* BEGIN *
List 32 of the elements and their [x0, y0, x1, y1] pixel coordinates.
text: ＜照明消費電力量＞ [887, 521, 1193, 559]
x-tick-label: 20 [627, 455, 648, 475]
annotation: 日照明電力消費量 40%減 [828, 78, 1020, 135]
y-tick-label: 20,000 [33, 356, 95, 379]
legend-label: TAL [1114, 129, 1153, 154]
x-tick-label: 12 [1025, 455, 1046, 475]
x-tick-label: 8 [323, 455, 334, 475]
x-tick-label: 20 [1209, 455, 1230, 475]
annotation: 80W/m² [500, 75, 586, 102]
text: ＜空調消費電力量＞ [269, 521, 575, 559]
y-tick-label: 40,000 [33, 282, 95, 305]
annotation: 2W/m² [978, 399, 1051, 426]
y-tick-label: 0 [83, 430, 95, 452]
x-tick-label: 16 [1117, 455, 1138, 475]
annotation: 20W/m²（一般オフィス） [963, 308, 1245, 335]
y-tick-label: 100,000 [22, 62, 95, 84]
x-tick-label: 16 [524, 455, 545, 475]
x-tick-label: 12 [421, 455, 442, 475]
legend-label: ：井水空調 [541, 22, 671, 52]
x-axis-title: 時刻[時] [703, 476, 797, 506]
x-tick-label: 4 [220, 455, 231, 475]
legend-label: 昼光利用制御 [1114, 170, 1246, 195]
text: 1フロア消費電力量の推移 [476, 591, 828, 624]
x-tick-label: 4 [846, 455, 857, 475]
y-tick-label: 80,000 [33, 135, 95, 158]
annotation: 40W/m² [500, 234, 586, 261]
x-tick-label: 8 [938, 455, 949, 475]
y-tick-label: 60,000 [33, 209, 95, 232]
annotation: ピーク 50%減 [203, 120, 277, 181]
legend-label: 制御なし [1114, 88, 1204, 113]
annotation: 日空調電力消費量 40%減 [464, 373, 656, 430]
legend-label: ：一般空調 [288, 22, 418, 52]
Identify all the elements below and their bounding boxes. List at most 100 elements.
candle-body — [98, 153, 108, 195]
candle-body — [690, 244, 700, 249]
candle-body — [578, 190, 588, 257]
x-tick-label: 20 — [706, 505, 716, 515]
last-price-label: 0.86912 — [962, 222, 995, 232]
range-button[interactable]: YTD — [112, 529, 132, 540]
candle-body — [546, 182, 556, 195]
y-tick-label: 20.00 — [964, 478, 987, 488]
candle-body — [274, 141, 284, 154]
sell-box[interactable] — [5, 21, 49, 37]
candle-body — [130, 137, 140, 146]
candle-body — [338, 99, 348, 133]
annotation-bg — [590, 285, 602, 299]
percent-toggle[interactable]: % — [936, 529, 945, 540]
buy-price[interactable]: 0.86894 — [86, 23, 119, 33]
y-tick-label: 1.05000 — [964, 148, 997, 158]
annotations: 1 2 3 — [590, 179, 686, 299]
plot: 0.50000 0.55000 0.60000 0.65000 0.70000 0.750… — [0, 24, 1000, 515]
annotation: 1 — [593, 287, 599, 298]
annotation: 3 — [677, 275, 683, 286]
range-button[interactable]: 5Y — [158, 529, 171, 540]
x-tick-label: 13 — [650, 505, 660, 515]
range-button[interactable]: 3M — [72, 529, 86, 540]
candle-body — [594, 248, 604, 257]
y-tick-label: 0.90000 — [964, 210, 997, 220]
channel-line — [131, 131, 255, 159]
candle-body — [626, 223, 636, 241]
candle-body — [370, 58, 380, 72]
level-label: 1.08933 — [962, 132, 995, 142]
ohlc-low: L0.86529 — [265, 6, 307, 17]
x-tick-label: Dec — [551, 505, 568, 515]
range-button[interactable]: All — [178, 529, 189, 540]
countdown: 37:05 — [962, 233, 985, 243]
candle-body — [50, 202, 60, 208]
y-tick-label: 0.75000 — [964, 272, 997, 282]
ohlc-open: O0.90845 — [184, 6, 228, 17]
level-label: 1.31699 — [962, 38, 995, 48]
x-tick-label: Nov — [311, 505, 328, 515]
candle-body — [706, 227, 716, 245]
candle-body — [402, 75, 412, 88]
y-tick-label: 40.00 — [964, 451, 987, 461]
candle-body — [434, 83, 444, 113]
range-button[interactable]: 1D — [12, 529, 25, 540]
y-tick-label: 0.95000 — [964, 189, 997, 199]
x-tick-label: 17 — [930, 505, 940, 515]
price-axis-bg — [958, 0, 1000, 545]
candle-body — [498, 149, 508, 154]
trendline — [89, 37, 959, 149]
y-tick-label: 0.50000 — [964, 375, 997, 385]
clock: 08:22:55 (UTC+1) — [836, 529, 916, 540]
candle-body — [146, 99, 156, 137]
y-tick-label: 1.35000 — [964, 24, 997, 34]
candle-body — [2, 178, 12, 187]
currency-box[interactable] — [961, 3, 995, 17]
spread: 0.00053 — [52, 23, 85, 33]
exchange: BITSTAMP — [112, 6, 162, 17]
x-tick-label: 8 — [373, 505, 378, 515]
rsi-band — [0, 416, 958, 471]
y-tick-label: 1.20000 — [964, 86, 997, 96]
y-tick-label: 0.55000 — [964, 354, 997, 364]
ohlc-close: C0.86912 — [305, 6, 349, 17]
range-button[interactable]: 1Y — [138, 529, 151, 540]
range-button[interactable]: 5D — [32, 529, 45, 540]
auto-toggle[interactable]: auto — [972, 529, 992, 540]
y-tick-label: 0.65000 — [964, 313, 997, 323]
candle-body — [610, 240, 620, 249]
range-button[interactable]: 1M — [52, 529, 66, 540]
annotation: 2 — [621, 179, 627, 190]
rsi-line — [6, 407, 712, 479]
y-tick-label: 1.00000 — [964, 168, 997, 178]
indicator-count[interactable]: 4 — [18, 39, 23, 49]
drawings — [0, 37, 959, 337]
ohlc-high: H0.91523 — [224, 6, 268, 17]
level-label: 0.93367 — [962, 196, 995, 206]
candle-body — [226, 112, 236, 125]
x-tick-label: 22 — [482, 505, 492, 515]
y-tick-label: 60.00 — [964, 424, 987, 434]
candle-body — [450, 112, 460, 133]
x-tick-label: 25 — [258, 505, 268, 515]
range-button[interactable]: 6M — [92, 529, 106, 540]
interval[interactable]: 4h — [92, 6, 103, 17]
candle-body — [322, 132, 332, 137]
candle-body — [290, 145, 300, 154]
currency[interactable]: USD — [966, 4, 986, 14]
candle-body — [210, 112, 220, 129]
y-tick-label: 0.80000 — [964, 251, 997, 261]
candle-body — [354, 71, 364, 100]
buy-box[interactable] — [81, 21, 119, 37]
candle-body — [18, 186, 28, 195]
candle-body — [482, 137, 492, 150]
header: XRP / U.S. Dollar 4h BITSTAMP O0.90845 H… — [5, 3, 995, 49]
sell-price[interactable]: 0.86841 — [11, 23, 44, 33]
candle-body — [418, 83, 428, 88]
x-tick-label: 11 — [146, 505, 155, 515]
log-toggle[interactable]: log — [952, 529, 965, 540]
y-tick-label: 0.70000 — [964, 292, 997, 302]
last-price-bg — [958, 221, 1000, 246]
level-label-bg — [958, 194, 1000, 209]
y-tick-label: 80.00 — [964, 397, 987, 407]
* END *
— INSTRUCTIONS TO FOLLOW —
Please retype every line of the records above without changing anything.

— ANSWER TO THE PROBLEM —
List 32 of the elements and their [x0, y0, x1, y1] pixel coordinates.
text: ＜照明消費電力量＞ [887, 521, 1193, 559]
x-tick-label: 20 [627, 455, 648, 475]
annotation: 日照明電力消費量 40%減 [828, 78, 1020, 135]
y-tick-label: 20,000 [33, 356, 95, 379]
legend-label: TAL [1114, 129, 1153, 154]
x-tick-label: 12 [1025, 455, 1046, 475]
x-tick-label: 8 [323, 455, 334, 475]
x-tick-label: 20 [1209, 455, 1230, 475]
annotation: 80W/m² [500, 75, 586, 102]
text: ＜空調消費電力量＞ [269, 521, 575, 559]
y-tick-label: 40,000 [33, 282, 95, 305]
annotation: 2W/m² [978, 399, 1051, 426]
y-tick-label: 0 [83, 430, 95, 452]
x-tick-label: 16 [1117, 455, 1138, 475]
annotation: 20W/m²（一般オフィス） [963, 308, 1245, 335]
y-tick-label: 100,000 [22, 62, 95, 84]
x-tick-label: 16 [524, 455, 545, 475]
x-tick-label: 12 [421, 455, 442, 475]
legend-label: ：井水空調 [541, 22, 671, 52]
x-axis-title: 時刻[時] [703, 476, 797, 506]
x-tick-label: 4 [220, 455, 231, 475]
legend-label: 昼光利用制御 [1114, 170, 1246, 195]
text: 1フロア消費電力量の推移 [476, 591, 828, 624]
x-tick-label: 4 [846, 455, 857, 475]
y-tick-label: 80,000 [33, 135, 95, 158]
annotation: 40W/m² [500, 234, 586, 261]
x-tick-label: 8 [938, 455, 949, 475]
y-tick-label: 60,000 [33, 209, 95, 232]
annotation: ピーク 50%減 [203, 120, 277, 181]
legend-label: 制御なし [1114, 88, 1204, 113]
annotation: 日空調電力消費量 40%減 [464, 373, 656, 430]
legend-label: ：一般空調 [288, 22, 418, 52]
Identify all the elements below and their bounding boxes. List at most 100 elements.
candle-body — [98, 153, 108, 195]
candle-body — [690, 244, 700, 249]
candle-body — [578, 190, 588, 257]
x-tick-label: 20 — [706, 505, 716, 515]
last-price-label: 0.86912 — [962, 222, 995, 232]
range-button[interactable]: YTD — [112, 529, 132, 540]
candle-body — [546, 182, 556, 195]
y-tick-label: 20.00 — [964, 478, 987, 488]
candle-body — [274, 141, 284, 154]
sell-box[interactable] — [5, 21, 49, 37]
candle-body — [130, 137, 140, 146]
candle-body — [338, 99, 348, 133]
annotation-bg — [590, 285, 602, 299]
percent-toggle[interactable]: % — [936, 529, 945, 540]
buy-price[interactable]: 0.86894 — [86, 23, 119, 33]
y-tick-label: 1.05000 — [964, 148, 997, 158]
annotations: 1 2 3 — [590, 179, 686, 299]
plot: 0.50000 0.55000 0.60000 0.65000 0.70000 0.750… — [0, 24, 1000, 515]
annotation: 1 — [593, 287, 599, 298]
annotation: 3 — [677, 275, 683, 286]
range-button[interactable]: 5Y — [158, 529, 171, 540]
x-tick-label: 13 — [650, 505, 660, 515]
range-button[interactable]: 3M — [72, 529, 86, 540]
candle-body — [594, 248, 604, 257]
y-tick-label: 0.90000 — [964, 210, 997, 220]
channel-line — [131, 131, 255, 159]
candle-body — [626, 223, 636, 241]
candle-body — [370, 58, 380, 72]
level-label: 1.08933 — [962, 132, 995, 142]
ohlc-low: L0.86529 — [265, 6, 307, 17]
x-tick-label: Dec — [551, 505, 568, 515]
range-button[interactable]: All — [178, 529, 189, 540]
countdown: 37:05 — [962, 233, 985, 243]
candle-body — [50, 202, 60, 208]
y-tick-label: 0.75000 — [964, 272, 997, 282]
ohlc-open: O0.90845 — [184, 6, 228, 17]
level-label: 1.31699 — [962, 38, 995, 48]
x-tick-label: Nov — [311, 505, 328, 515]
candle-body — [706, 227, 716, 245]
candle-body — [402, 75, 412, 88]
y-tick-label: 40.00 — [964, 451, 987, 461]
candle-body — [434, 83, 444, 113]
range-button[interactable]: 1D — [12, 529, 25, 540]
y-tick-label: 0.95000 — [964, 189, 997, 199]
x-tick-label: 17 — [930, 505, 940, 515]
price-axis-bg — [958, 0, 1000, 545]
candle-body — [498, 149, 508, 154]
trendline — [89, 37, 959, 149]
y-tick-label: 0.50000 — [964, 375, 997, 385]
clock: 08:22:55 (UTC+1) — [836, 529, 916, 540]
candle-body — [146, 99, 156, 137]
y-tick-label: 1.35000 — [964, 24, 997, 34]
candle-body — [2, 178, 12, 187]
currency-box[interactable] — [961, 3, 995, 17]
spread: 0.00053 — [52, 23, 85, 33]
exchange: BITSTAMP — [112, 6, 162, 17]
x-tick-label: 8 — [373, 505, 378, 515]
rsi-band — [0, 416, 958, 471]
y-tick-label: 1.20000 — [964, 86, 997, 96]
y-tick-label: 0.55000 — [964, 354, 997, 364]
ohlc-close: C0.86912 — [305, 6, 349, 17]
range-button[interactable]: 1Y — [138, 529, 151, 540]
range-button[interactable]: 5D — [32, 529, 45, 540]
auto-toggle[interactable]: auto — [972, 529, 992, 540]
y-tick-label: 0.65000 — [964, 313, 997, 323]
candle-body — [610, 240, 620, 249]
range-button[interactable]: 1M — [52, 529, 66, 540]
annotation: 2 — [621, 179, 627, 190]
rsi-line — [6, 407, 712, 479]
y-tick-label: 1.00000 — [964, 168, 997, 178]
indicator-count[interactable]: 4 — [18, 39, 23, 49]
drawings — [0, 37, 959, 337]
ohlc-high: H0.91523 — [224, 6, 268, 17]
level-label: 0.93367 — [962, 196, 995, 206]
candle-body — [226, 112, 236, 125]
x-tick-label: 22 — [482, 505, 492, 515]
y-tick-label: 60.00 — [964, 424, 987, 434]
candle-body — [450, 112, 460, 133]
x-tick-label: 25 — [258, 505, 268, 515]
range-button[interactable]: 6M — [92, 529, 106, 540]
interval[interactable]: 4h — [92, 6, 103, 17]
candle-body — [322, 132, 332, 137]
candle-body — [290, 145, 300, 154]
currency[interactable]: USD — [966, 4, 986, 14]
candle-body — [210, 112, 220, 129]
y-tick-label: 0.80000 — [964, 251, 997, 261]
candle-body — [354, 71, 364, 100]
buy-box[interactable] — [81, 21, 119, 37]
candle-body — [18, 186, 28, 195]
candle-body — [482, 137, 492, 150]
header: XRP / U.S. Dollar 4h BITSTAMP O0.90845 H… — [5, 3, 995, 49]
sell-price[interactable]: 0.86841 — [11, 23, 44, 33]
candle-body — [418, 83, 428, 88]
x-tick-label: 11 — [146, 505, 155, 515]
log-toggle[interactable]: log — [952, 529, 965, 540]
y-tick-label: 0.70000 — [964, 292, 997, 302]
last-price-bg — [958, 221, 1000, 246]
level-label-bg — [958, 194, 1000, 209]
y-tick-label: 80.00 — [964, 397, 987, 407]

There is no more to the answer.